Objective –
In the data, extract each line that holds the string "Sennheiser".

===== The data =====

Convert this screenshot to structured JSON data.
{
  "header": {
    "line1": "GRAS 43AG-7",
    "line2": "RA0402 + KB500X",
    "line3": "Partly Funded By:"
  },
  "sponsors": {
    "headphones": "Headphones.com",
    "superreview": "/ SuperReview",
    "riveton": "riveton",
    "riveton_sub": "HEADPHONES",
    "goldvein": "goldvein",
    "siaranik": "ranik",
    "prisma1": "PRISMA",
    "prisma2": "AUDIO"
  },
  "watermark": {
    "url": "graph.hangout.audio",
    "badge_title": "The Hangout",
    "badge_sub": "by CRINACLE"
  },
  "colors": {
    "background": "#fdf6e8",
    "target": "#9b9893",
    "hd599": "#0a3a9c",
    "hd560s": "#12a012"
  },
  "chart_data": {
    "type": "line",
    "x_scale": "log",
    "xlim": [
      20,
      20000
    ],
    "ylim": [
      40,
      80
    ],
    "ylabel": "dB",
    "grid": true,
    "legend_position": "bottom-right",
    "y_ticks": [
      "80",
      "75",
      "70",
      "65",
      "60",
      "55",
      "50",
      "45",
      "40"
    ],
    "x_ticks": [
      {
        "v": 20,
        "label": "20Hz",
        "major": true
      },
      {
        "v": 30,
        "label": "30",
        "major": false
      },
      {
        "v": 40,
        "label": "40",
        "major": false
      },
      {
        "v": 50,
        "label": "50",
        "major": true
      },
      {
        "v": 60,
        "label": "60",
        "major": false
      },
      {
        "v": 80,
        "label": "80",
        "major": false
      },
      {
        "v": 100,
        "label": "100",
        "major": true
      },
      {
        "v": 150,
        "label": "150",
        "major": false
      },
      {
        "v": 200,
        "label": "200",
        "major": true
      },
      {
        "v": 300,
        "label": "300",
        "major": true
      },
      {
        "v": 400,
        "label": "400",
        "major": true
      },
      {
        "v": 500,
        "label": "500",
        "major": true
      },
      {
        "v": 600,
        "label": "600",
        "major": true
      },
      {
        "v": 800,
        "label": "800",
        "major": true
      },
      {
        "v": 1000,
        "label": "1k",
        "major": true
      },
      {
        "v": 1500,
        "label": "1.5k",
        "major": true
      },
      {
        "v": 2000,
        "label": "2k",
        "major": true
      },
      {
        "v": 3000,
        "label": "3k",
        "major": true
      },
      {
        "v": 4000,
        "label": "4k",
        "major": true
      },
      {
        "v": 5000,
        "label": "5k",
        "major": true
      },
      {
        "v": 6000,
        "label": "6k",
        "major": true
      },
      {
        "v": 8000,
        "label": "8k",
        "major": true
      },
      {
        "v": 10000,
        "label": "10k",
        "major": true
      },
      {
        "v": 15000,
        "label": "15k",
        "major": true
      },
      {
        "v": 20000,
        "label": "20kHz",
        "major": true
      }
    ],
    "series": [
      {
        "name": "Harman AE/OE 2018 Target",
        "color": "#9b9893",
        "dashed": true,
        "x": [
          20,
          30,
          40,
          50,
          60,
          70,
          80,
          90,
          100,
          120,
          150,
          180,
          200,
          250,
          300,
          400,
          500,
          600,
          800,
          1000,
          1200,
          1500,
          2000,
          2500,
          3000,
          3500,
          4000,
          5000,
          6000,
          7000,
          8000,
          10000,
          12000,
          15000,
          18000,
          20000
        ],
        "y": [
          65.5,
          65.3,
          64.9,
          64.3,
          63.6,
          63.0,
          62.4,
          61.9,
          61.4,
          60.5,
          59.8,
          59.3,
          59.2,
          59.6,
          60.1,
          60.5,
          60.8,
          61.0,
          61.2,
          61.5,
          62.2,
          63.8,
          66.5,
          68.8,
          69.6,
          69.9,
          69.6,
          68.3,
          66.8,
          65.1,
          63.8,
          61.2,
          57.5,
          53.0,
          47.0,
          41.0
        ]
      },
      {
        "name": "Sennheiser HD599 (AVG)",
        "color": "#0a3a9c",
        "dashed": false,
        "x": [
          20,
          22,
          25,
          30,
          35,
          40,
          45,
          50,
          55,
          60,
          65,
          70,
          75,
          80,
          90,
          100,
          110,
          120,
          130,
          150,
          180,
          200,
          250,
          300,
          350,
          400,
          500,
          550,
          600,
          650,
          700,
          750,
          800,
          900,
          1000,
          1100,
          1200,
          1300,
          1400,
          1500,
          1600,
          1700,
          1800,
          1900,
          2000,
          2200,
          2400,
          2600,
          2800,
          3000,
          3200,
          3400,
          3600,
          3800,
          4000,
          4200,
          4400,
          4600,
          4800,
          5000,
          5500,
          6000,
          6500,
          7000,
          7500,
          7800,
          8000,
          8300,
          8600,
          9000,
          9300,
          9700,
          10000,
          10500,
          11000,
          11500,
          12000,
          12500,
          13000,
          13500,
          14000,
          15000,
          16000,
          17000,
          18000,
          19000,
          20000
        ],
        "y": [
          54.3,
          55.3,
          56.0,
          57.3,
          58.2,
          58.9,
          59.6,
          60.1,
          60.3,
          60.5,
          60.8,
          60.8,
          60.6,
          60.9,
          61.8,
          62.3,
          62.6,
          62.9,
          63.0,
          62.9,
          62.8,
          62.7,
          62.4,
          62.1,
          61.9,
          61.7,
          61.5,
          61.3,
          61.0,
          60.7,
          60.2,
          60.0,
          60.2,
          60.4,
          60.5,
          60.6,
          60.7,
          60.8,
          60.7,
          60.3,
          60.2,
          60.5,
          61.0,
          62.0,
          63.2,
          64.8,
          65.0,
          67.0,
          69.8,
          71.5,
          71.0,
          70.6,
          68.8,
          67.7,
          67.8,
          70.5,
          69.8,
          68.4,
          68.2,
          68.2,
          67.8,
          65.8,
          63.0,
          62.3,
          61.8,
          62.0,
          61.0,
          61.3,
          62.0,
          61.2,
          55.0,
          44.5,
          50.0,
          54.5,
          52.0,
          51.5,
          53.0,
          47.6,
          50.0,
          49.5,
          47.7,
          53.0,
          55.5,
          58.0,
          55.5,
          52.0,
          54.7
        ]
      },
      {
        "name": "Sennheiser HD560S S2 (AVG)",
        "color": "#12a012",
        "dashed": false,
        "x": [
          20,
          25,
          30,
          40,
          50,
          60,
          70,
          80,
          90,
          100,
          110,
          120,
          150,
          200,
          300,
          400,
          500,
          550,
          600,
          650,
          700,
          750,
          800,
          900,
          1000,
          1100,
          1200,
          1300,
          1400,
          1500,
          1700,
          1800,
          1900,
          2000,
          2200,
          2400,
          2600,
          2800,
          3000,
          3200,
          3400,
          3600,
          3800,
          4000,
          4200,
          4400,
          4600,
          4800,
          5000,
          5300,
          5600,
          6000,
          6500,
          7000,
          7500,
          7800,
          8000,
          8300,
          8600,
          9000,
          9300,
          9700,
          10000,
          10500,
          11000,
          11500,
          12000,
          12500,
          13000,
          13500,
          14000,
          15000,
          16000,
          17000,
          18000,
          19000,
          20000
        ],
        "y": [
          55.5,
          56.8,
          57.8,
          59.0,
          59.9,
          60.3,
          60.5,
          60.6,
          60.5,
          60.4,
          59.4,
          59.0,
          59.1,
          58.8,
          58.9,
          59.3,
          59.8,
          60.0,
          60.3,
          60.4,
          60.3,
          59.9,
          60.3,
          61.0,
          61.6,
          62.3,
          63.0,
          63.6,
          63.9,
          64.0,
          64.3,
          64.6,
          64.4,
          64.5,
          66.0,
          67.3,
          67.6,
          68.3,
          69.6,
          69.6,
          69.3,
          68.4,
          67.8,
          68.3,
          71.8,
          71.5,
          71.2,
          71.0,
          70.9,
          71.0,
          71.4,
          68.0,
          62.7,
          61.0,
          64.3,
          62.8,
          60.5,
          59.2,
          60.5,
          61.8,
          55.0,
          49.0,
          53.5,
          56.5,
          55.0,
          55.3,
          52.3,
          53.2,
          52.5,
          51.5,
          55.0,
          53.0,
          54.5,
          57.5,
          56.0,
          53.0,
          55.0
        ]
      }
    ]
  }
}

=====

Output below –
        "name": "Sennheiser HD599 (AVG)",
        "name": "Sennheiser HD560S S2 (AVG)",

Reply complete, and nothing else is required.